◆ MATERIAL PROVIDED
------

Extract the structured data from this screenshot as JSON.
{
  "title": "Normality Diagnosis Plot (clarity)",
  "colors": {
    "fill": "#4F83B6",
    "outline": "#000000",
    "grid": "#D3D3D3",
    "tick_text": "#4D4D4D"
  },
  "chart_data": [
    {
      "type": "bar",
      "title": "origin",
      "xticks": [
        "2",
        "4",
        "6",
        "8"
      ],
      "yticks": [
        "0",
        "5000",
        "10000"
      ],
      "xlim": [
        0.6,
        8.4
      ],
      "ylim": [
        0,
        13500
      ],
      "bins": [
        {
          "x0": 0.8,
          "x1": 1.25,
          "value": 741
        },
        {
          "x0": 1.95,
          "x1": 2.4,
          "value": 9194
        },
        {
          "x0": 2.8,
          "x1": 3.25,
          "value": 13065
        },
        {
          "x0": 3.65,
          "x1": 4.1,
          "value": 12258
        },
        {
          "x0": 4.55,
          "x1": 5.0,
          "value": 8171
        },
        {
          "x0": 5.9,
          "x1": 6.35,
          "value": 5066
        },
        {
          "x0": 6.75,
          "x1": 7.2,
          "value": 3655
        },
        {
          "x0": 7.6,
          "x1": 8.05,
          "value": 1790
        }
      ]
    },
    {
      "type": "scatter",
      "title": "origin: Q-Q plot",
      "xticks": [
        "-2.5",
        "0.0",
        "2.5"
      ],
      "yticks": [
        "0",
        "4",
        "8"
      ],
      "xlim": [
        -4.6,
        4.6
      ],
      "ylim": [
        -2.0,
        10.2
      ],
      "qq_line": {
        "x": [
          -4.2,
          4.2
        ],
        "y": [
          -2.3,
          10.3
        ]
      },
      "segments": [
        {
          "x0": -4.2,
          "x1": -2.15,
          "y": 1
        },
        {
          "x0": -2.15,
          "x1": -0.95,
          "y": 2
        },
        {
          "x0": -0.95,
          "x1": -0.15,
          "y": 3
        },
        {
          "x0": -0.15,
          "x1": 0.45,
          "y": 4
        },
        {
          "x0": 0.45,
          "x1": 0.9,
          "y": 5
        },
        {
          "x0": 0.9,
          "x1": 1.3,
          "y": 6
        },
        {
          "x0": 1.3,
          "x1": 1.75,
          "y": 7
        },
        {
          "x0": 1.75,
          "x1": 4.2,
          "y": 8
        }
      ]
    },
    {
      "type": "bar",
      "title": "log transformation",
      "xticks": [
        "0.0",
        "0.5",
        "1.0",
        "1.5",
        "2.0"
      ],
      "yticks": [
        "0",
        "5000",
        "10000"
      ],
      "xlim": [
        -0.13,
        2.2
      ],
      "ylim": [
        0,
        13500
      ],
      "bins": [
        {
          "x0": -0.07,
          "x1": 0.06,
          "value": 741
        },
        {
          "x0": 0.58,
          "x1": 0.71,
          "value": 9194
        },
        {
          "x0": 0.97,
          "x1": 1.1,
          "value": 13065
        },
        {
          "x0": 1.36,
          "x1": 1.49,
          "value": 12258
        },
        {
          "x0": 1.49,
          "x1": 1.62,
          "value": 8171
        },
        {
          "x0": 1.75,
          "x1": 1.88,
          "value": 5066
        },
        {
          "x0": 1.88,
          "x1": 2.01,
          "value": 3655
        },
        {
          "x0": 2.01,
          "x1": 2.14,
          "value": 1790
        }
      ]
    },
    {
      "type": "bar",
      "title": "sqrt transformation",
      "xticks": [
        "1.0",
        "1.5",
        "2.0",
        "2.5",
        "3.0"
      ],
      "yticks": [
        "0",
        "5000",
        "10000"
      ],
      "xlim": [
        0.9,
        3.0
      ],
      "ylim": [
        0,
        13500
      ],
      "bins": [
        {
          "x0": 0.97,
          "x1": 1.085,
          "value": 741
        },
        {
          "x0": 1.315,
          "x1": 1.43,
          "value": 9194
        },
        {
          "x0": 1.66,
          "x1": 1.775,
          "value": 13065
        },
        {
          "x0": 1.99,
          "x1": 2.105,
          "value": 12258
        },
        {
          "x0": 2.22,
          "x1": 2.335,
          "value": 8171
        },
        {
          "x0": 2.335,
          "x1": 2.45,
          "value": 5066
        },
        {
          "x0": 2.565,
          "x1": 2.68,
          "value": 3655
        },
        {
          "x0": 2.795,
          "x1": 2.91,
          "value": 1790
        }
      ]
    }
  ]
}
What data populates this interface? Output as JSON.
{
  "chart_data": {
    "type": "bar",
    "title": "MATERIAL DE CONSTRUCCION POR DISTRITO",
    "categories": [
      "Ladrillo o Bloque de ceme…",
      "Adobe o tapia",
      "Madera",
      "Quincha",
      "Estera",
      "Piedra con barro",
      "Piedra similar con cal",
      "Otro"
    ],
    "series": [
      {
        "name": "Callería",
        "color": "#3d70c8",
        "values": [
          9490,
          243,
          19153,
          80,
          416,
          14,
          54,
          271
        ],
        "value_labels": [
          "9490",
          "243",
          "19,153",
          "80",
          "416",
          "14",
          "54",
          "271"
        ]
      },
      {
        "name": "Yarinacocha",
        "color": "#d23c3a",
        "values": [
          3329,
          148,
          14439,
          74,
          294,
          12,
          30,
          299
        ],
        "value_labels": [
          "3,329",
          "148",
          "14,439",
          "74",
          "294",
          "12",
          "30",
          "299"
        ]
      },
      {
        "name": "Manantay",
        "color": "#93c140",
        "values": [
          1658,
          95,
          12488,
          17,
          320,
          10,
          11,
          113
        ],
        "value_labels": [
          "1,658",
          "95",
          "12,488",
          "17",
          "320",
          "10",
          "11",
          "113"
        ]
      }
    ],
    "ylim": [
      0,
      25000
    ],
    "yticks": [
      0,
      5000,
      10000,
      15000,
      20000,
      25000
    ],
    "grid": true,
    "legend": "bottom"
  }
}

------

◆ THE PROBLEM
Repeat the records exactly, including every line.

◆ WRITTEN RESPONSE
Extract the structured data from this screenshot as JSON.
{
  "title": "Normality Diagnosis Plot (clarity)",
  "colors": {
    "fill": "#4F83B6",
    "outline": "#000000",
    "grid": "#D3D3D3",
    "tick_text": "#4D4D4D"
  },
  "chart_data": [
    {
      "type": "bar",
      "title": "origin",
      "xticks": [
        "2",
        "4",
        "6",
        "8"
      ],
      "yticks": [
        "0",
        "5000",
        "10000"
      ],
      "xlim": [
        0.6,
        8.4
      ],
      "ylim": [
        0,
        13500
      ],
      "bins": [
        {
          "x0": 0.8,
          "x1": 1.25,
          "value": 741
        },
        {
          "x0": 1.95,
          "x1": 2.4,
          "value": 9194
        },
        {
          "x0": 2.8,
          "x1": 3.25,
          "value": 13065
        },
        {
          "x0": 3.65,
          "x1": 4.1,
          "value": 12258
        },
        {
          "x0": 4.55,
          "x1": 5.0,
          "value": 8171
        },
        {
          "x0": 5.9,
          "x1": 6.35,
          "value": 5066
        },
        {
          "x0": 6.75,
          "x1": 7.2,
          "value": 3655
        },
        {
          "x0": 7.6,
          "x1": 8.05,
          "value": 1790
        }
      ]
    },
    {
      "type": "scatter",
      "title": "origin: Q-Q plot",
      "xticks": [
        "-2.5",
        "0.0",
        "2.5"
      ],
      "yticks": [
        "0",
        "4",
        "8"
      ],
      "xlim": [
        -4.6,
        4.6
      ],
      "ylim": [
        -2.0,
        10.2
      ],
      "qq_line": {
        "x": [
          -4.2,
          4.2
        ],
        "y": [
          -2.3,
          10.3
        ]
      },
      "segments": [
        {
          "x0": -4.2,
          "x1": -2.15,
          "y": 1
        },
        {
          "x0": -2.15,
          "x1": -0.95,
          "y": 2
        },
        {
          "x0": -0.95,
          "x1": -0.15,
          "y": 3
        },
        {
          "x0": -0.15,
          "x1": 0.45,
          "y": 4
        },
        {
          "x0": 0.45,
          "x1": 0.9,
          "y": 5
        },
        {
          "x0": 0.9,
          "x1": 1.3,
          "y": 6
        },
        {
          "x0": 1.3,
          "x1": 1.75,
          "y": 7
        },
        {
          "x0": 1.75,
          "x1": 4.2,
          "y": 8
        }
      ]
    },
    {
      "type": "bar",
      "title": "log transformation",
      "xticks": [
        "0.0",
        "0.5",
        "1.0",
        "1.5",
        "2.0"
      ],
      "yticks": [
        "0",
        "5000",
        "10000"
      ],
      "xlim": [
        -0.13,
        2.2
      ],
      "ylim": [
        0,
        13500
      ],
      "bins": [
        {
          "x0": -0.07,
          "x1": 0.06,
          "value": 741
        },
        {
          "x0": 0.58,
          "x1": 0.71,
          "value": 9194
        },
        {
          "x0": 0.97,
          "x1": 1.1,
          "value": 13065
        },
        {
          "x0": 1.36,
          "x1": 1.49,
          "value": 12258
        },
        {
          "x0": 1.49,
          "x1": 1.62,
          "value": 8171
        },
        {
          "x0": 1.75,
          "x1": 1.88,
          "value": 5066
        },
        {
          "x0": 1.88,
          "x1": 2.01,
          "value": 3655
        },
        {
          "x0": 2.01,
          "x1": 2.14,
          "value": 1790
        }
      ]
    },
    {
      "type": "bar",
      "title": "sqrt transformation",
      "xticks": [
        "1.0",
        "1.5",
        "2.0",
        "2.5",
        "3.0"
      ],
      "yticks": [
        "0",
        "5000",
        "10000"
      ],
      "xlim": [
        0.9,
        3.0
      ],
      "ylim": [
        0,
        13500
      ],
      "bins": [
        {
          "x0": 0.97,
          "x1": 1.085,
          "value": 741
        },
        {
          "x0": 1.315,
          "x1": 1.43,
          "value": 9194
        },
        {
          "x0": 1.66,
          "x1": 1.775,
          "value": 13065
        },
        {
          "x0": 1.99,
          "x1": 2.105,
          "value": 12258
        },
        {
          "x0": 2.22,
          "x1": 2.335,
          "value": 8171
        },
        {
          "x0": 2.335,
          "x1": 2.45,
          "value": 5066
        },
        {
          "x0": 2.565,
          "x1": 2.68,
          "value": 3655
        },
        {
          "x0": 2.795,
          "x1": 2.91,
          "value": 1790
        }
      ]
    }
  ]
}
What data populates this interface? Output as JSON.
{
  "chart_data": {
    "type": "bar",
    "title": "MATERIAL DE CONSTRUCCION POR DISTRITO",
    "categories": [
      "Ladrillo o Bloque de ceme…",
      "Adobe o tapia",
      "Madera",
      "Quincha",
      "Estera",
      "Piedra con barro",
      "Piedra similar con cal",
      "Otro"
    ],
    "series": [
      {
        "name": "Callería",
        "color": "#3d70c8",
        "values": [
          9490,
          243,
          19153,
          80,
          416,
          14,
          54,
          271
        ],
        "value_labels": [
          "9490",
          "243",
          "19,153",
          "80",
          "416",
          "14",
          "54",
          "271"
        ]
      },
      {
        "name": "Yarinacocha",
        "color": "#d23c3a",
        "values": [
          3329,
          148,
          14439,
          74,
          294,
          12,
          30,
          299
        ],
        "value_labels": [
          "3,329",
          "148",
          "14,439",
          "74",
          "294",
          "12",
          "30",
          "299"
        ]
      },
      {
        "name": "Manantay",
        "color": "#93c140",
        "values": [
          1658,
          95,
          12488,
          17,
          320,
          10,
          11,
          113
        ],
        "value_labels": [
          "1,658",
          "95",
          "12,488",
          "17",
          "320",
          "10",
          "11",
          "113"
        ]
      }
    ],
    "ylim": [
      0,
      25000
    ],
    "yticks": [
      0,
      5000,
      10000,
      15000,
      20000,
      25000
    ],
    "grid": true,
    "legend": "bottom"
  }
}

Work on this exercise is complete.